— GIVEN TASK —
Count the lines below that contain the word "here", and report only that number.

Extracted records:
◆ ◆ ◆ ◆

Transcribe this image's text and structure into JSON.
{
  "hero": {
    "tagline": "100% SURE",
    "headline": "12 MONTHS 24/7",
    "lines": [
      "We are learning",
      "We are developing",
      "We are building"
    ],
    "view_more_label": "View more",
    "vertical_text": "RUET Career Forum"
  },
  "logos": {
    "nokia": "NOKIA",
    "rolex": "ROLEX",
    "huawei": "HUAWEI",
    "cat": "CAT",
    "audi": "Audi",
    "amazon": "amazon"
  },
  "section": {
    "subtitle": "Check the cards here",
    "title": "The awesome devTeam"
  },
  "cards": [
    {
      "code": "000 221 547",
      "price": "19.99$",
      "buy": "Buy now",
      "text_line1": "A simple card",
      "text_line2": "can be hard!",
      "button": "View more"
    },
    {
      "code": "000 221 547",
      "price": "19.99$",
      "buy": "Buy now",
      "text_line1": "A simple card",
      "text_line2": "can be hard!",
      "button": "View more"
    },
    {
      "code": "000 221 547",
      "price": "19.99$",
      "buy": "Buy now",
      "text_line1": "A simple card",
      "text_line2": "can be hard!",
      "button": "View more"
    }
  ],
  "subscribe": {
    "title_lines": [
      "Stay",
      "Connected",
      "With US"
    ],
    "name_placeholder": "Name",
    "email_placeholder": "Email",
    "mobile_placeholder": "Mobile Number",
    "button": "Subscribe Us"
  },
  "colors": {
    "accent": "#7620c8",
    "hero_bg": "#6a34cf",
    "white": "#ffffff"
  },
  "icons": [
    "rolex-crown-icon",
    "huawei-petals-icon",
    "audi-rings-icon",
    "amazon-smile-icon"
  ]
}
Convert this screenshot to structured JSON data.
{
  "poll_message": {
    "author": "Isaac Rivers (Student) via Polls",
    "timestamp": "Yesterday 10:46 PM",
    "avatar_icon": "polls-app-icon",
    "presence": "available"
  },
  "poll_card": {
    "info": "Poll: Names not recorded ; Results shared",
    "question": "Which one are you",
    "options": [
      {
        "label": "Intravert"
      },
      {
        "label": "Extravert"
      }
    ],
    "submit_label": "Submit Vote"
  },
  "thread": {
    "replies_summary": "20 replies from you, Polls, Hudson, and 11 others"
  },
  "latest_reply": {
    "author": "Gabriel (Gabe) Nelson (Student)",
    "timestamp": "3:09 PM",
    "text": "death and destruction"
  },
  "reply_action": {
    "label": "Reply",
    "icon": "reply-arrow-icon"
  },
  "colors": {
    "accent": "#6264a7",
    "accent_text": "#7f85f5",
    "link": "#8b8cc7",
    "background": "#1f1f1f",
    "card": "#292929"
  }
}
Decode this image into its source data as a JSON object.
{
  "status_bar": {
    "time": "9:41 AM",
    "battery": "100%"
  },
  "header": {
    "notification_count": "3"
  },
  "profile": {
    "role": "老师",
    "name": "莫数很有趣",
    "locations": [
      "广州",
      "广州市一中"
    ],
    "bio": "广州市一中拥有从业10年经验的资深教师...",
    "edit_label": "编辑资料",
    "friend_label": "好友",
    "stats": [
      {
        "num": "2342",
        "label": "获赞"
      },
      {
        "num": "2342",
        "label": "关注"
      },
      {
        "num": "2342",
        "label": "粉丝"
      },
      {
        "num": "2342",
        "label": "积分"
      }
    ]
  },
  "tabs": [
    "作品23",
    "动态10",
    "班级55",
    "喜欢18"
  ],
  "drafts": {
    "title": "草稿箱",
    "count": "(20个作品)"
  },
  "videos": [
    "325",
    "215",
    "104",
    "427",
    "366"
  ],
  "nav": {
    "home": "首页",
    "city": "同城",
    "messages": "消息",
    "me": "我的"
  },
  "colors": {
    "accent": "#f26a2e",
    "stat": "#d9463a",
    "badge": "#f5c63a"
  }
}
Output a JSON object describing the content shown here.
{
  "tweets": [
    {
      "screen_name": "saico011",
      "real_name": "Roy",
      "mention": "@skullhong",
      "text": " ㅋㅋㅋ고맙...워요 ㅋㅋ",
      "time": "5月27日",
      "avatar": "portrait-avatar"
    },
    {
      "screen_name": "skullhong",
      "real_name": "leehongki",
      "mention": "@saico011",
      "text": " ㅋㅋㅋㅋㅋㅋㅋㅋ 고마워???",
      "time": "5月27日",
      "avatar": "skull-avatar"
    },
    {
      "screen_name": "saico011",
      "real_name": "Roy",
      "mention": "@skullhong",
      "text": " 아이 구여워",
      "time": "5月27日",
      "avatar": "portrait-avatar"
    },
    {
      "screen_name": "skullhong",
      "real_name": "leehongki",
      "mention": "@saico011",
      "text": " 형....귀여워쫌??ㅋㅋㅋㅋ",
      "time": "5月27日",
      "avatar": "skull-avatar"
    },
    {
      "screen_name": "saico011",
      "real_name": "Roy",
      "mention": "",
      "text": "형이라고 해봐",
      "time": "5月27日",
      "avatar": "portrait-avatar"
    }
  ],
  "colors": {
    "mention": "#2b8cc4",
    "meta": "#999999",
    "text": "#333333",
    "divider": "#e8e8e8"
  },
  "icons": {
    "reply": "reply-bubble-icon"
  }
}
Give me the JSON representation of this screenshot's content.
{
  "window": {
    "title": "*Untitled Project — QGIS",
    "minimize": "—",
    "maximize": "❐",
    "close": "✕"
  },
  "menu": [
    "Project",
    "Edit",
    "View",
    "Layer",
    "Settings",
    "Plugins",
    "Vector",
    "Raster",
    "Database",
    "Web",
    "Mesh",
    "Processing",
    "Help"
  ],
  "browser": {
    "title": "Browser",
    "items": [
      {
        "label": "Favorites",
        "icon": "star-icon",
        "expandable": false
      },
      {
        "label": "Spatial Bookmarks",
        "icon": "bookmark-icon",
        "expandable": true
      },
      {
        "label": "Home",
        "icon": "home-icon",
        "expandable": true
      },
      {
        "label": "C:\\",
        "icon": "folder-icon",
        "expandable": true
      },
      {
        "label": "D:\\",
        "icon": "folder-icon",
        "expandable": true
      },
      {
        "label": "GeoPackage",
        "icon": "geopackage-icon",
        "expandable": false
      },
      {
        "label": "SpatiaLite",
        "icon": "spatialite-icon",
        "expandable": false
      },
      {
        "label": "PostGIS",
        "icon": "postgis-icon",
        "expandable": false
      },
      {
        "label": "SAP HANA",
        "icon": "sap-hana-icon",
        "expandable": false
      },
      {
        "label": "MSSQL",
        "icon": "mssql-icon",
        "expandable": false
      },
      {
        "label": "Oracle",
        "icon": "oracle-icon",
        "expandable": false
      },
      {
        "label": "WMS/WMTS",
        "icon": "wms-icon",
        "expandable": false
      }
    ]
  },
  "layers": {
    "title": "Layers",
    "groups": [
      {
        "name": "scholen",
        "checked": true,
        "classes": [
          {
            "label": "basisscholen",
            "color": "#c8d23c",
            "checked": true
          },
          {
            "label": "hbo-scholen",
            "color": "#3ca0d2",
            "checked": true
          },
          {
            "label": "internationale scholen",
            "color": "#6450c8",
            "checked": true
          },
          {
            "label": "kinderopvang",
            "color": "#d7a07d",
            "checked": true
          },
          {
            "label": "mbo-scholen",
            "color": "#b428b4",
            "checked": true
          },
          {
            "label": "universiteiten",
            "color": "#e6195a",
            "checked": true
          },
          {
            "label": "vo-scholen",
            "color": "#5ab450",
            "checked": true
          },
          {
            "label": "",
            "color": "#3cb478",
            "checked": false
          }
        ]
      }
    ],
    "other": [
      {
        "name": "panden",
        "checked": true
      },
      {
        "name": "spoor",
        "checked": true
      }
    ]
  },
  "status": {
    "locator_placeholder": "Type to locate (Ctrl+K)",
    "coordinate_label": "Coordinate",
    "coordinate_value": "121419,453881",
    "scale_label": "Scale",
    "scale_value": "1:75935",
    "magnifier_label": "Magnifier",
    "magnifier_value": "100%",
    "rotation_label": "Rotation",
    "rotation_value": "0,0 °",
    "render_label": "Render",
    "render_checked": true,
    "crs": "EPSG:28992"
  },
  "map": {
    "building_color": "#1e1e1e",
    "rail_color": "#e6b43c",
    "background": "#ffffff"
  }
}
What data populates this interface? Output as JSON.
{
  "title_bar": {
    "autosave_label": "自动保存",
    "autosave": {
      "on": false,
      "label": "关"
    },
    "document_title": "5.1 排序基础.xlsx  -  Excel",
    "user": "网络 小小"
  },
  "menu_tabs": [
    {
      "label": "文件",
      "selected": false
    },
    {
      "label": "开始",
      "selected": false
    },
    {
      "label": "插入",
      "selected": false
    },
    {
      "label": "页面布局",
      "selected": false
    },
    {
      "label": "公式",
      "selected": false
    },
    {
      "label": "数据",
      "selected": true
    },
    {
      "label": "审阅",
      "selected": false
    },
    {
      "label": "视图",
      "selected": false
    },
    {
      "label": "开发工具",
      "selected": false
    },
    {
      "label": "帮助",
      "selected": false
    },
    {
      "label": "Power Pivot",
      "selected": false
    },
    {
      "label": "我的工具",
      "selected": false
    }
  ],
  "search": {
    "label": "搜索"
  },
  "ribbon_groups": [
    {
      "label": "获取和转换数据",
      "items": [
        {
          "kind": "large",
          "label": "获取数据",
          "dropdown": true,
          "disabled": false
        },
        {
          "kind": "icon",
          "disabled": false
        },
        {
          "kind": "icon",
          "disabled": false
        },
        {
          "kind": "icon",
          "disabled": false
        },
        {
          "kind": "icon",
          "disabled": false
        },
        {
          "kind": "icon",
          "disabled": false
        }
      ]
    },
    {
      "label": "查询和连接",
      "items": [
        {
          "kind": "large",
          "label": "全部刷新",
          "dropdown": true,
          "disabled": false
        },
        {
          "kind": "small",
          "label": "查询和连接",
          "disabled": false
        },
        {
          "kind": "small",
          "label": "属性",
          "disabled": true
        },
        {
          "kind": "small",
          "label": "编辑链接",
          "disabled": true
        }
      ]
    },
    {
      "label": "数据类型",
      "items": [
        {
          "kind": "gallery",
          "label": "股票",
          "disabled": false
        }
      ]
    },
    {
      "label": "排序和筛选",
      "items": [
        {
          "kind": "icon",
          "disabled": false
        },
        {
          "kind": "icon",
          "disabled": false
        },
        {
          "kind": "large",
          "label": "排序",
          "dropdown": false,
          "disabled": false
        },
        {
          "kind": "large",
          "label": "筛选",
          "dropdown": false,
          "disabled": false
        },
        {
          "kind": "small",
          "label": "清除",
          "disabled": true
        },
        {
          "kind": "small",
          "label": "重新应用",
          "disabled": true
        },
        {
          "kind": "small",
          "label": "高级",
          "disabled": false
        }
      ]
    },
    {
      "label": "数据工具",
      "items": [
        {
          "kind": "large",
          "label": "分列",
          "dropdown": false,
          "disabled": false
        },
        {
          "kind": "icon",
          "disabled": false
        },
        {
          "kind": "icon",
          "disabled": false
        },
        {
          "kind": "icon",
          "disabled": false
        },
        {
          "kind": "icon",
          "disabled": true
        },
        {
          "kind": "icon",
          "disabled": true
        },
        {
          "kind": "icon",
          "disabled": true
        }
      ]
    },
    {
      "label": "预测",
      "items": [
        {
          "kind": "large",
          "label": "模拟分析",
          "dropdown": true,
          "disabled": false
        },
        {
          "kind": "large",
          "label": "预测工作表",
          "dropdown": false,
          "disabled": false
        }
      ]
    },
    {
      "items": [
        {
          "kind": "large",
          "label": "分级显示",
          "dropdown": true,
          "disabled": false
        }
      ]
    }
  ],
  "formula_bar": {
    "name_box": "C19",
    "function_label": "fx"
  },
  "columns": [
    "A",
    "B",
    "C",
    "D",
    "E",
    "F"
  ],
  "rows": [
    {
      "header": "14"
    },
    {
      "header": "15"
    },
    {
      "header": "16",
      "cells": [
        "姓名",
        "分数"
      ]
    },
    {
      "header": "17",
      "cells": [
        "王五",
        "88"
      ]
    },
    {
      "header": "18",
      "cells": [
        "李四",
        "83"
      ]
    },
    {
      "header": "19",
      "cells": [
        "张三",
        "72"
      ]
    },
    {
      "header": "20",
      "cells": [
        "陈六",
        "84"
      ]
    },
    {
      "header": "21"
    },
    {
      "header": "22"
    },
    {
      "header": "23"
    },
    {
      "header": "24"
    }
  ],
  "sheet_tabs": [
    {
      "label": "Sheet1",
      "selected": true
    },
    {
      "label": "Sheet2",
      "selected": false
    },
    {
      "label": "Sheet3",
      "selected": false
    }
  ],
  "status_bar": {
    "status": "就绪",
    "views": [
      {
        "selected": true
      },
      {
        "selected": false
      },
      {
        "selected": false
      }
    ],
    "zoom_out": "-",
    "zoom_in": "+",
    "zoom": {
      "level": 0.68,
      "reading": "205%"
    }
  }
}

◆ ◆ ◆ ◆

— REPLY TO THE EXERCISE —
2